Consigne 1: Recopiez intégralement l’extrait sur l’allégorie funéraire, sans y changer un seul mot ni un seul signe.

Extrait:
※ ※ ※
L’allégorie funéraire est peut-être, de toutes, celle qui varie le plus aisément ses apparences, sans perdre sa clarté. Tous les chemins mènent à la mort, toutes les pensées et tous les rêves y conduisent aussi ; il n’est guère d’image plastique dont on ne puisse, au moyen d’une légère modification, soit dans l’expression, soit dans les accessoires, faire une image mortuaire. Naguère Chapu et M. Mercié excellaient et rivalisaient dans les transformations mélancoliques de ce genre ; aujourd’hui, il ne reste que M. Mercié, la Muse de la Mort ayant, à son tour, rendu à Chapu son suprême baiser. M. Mercié, dans sa statue le Regret, a renouvelé, pour Cabanel, ce qu’il avait déjà fait pour Baudry ; il nous a montré, s’appuyant sur le tombeau, une pleureuse dont on ne voit pas le visage et dont toute la douleur s’exprime par une attitude accablée et méditative sous des voiles de deuil. La grande mystérieuse qui porte des fleurs au monument du peintre tient de la main gauche sa large palette, et sous les plis légers et fins de la longue et mince draperie qui l’enveloppe, le mouvement ondulant du torse et de la hanche se fait sentir comme celui d’un corps vivant. Le ciseau de M. Mercié, si habile, a rarement donné au marbre une souplesse si libre et si large. Pour le tombeau de Feyen-Perrin, M. Guilbert a repris l’idée si heureuse qu’avait eue M. Barrias pour le tombeau de Guillaumet ; il a confié le soin de jeter des fleurs sur sa tombe à la figure favorite du peintre, une pêcheuse normande. M. Guilbert a montré sa figure debout, tandis que M. Barrias avait fait asseoir son Algérienne ; il lui a, d’ailleurs, conservé le caractère simple qu’elle devait avoir.
※ ※ ※
Consigne 2: Réécrivez sous forme de liste JSON de chaînes les lignes des enregistrements, de la toute première jusqu’à celle qui contient « price-row [1020,886,2000,923] », ces deux lignes comprises, avec une chaîne par ligne et sans les lignes vides.

Données sources
※ ※ ※
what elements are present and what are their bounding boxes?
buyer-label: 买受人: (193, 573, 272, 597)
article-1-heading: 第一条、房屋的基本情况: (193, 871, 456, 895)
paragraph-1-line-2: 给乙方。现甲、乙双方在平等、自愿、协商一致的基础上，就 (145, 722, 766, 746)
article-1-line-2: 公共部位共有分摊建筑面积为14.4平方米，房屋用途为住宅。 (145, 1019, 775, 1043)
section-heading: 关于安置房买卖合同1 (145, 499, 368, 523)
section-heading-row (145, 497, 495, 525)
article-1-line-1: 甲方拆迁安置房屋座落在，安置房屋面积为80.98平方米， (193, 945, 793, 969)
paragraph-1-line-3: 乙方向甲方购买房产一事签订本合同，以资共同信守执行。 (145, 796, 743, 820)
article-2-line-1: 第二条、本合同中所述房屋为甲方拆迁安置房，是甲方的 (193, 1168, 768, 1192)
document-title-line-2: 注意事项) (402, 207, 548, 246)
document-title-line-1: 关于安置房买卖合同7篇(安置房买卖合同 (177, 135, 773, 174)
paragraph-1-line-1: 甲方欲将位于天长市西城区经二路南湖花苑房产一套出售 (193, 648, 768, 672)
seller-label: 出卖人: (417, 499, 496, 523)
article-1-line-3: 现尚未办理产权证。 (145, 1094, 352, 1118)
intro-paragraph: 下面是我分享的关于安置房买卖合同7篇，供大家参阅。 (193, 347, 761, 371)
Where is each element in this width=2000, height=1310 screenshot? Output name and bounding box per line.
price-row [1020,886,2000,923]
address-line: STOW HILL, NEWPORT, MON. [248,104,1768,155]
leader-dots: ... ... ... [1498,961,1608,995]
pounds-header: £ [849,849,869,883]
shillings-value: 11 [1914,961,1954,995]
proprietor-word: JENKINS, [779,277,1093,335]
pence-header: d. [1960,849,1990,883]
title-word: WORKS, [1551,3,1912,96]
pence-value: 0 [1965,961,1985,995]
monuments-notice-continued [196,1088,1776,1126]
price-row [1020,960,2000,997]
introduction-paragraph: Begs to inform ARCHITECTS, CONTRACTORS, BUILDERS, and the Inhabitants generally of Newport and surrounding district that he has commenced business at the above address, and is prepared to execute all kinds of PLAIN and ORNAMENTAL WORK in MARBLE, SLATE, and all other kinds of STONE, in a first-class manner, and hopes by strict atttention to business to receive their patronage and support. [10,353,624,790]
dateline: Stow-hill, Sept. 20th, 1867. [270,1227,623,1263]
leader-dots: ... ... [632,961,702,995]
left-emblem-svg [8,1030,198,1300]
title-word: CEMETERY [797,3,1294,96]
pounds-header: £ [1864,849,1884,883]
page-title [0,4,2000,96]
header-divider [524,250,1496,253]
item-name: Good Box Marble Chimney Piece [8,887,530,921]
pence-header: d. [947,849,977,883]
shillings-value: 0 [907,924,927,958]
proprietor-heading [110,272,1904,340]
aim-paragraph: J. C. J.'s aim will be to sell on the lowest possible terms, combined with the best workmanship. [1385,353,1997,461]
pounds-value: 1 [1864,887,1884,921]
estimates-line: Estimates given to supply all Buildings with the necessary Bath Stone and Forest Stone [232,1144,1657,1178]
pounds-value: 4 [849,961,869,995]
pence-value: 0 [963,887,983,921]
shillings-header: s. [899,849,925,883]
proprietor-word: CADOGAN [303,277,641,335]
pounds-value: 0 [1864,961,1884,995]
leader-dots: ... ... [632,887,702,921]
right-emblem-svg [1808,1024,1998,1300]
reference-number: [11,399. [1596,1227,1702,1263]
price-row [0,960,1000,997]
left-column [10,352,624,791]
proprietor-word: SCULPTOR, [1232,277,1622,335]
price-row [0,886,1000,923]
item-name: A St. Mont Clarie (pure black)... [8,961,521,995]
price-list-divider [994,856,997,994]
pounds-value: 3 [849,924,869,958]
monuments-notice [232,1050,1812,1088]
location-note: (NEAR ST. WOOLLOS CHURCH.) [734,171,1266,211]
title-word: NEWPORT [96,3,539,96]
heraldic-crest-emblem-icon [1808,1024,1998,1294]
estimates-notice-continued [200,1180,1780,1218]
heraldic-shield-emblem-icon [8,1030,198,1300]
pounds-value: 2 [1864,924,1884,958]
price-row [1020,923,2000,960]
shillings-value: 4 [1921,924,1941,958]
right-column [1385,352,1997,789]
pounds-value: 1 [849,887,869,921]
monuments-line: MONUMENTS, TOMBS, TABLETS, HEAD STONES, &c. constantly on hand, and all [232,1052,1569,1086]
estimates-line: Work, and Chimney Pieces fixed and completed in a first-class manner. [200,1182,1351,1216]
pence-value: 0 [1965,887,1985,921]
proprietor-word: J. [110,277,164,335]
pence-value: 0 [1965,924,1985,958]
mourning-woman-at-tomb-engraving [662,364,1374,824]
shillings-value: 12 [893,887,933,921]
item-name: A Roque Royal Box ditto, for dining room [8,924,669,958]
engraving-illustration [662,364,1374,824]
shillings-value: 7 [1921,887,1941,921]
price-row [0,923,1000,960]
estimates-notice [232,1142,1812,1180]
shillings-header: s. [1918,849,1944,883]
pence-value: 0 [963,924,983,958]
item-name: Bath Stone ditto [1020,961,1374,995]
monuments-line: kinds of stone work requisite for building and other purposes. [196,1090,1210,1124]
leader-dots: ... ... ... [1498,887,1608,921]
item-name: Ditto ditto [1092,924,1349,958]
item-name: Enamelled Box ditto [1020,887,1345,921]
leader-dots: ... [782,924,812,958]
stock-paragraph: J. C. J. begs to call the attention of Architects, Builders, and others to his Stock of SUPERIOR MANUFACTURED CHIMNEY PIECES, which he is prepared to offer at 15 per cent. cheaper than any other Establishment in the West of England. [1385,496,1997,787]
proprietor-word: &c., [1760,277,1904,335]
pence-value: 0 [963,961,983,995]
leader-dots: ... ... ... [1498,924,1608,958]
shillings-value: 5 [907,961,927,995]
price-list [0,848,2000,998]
※ ※ ※
Corrigé 1:
L’allégorie funéraire est peut-être, de toutes, celle qui varie le plus aisément ses apparences, sans perdre sa clarté. Tous les chemins mènent à la mort, toutes les pensées et tous les rêves y conduisent aussi ; il n’est guère d’image plastique dont on ne puisse, au moyen d’une légère modification, soit dans l’expression, soit dans les accessoires, faire une image mortuaire. Naguère Chapu et M. Mercié excellaient et rivalisaient dans les transformations mélancoliques de ce genre ; aujourd’hui, il ne reste que M. Mercié, la Muse de la Mort ayant, à son tour, rendu à Chapu son suprême baiser. M. Mercié, dans sa statue le Regret, a renouvelé, pour Cabanel, ce qu’il avait déjà fait pour Baudry ; il nous a montré, s’appuyant sur le tombeau, une pleureuse dont on ne voit pas le visage et dont toute la douleur s’exprime par une attitude accablée et méditative sous des voiles de deuil. La grande mystérieuse qui porte des fleurs au monument du peintre tient de la main gauche sa large palette, et sous les plis légers et fins de la longue et mince draperie qui l’enveloppe, le mouvement ondulant du torse et de la hanche se fait sentir comme celui d’un corps vivant. Le ciseau de M. Mercié, si habile, a rarement donné au marbre une souplesse si libre et si large. Pour le tombeau de Feyen-Perrin, M. Guilbert a repris l’idée si heureuse qu’avait eue M. Barrias pour le tombeau de Guillaumet ; il a confié le soin de jeter des fleurs sur sa tombe à la figure favorite du peintre, une pêcheuse normande. M. Guilbert a montré sa figure debout, tandis que M. Barrias avait fait asseoir son Algérienne ; il lui a, d’ailleurs, conservé le caractère simple qu’elle devait avoir.

Corrigé 2:
[
  "what elements are present and what are their bounding boxes?",
  "buyer-label: 买受人: (193, 573, 272, 597)",
  "article-1-heading: 第一条、房屋的基本情况: (193, 871, 456, 895)",
  "paragraph-1-line-2: 给乙方。现甲、乙双方在平等、自愿、协商一致的基础上，就 (145, 722, 766, 746)",
  "article-1-line-2: 公共部位共有分摊建筑面积为14.4平方米，房屋用途为住宅。 (145, 1019, 775, 1043)",
  "section-heading: 关于安置房买卖合同1 (145, 499, 368, 523)",
  "section-heading-row (145, 497, 495, 525)",
  "article-1-line-1: 甲方拆迁安置房屋座落在，安置房屋面积为80.98平方米， (193, 945, 793, 969)",
  "paragraph-1-line-3: 乙方向甲方购买房产一事签订本合同，以资共同信守执行。 (145, 796, 743, 820)",
  "article-2-line-1: 第二条、本合同中所述房屋为甲方拆迁安置房，是甲方的 (193, 1168, 768, 1192)",
  "document-title-line-2: 注意事项) (402, 207, 548, 246)",
  "document-title-line-1: 关于安置房买卖合同7篇(安置房买卖合同 (177, 135, 773, 174)",
  "paragraph-1-line-1: 甲方欲将位于天长市西城区经二路南湖花苑房产一套出售 (193, 648, 768, 672)",
  "seller-label: 出卖人: (417, 499, 496, 523)",
  "article-1-line-3: 现尚未办理产权证。 (145, 1094, 352, 1118)",
  "intro-paragraph: 下面是我分享的关于安置房买卖合同7篇，供大家参阅。 (193, 347, 761, 371)",
  "Where is each element in this width=2000, height=1310 screenshot? Output name and bounding box per line.",
  "price-row [1020,886,2000,923]"
]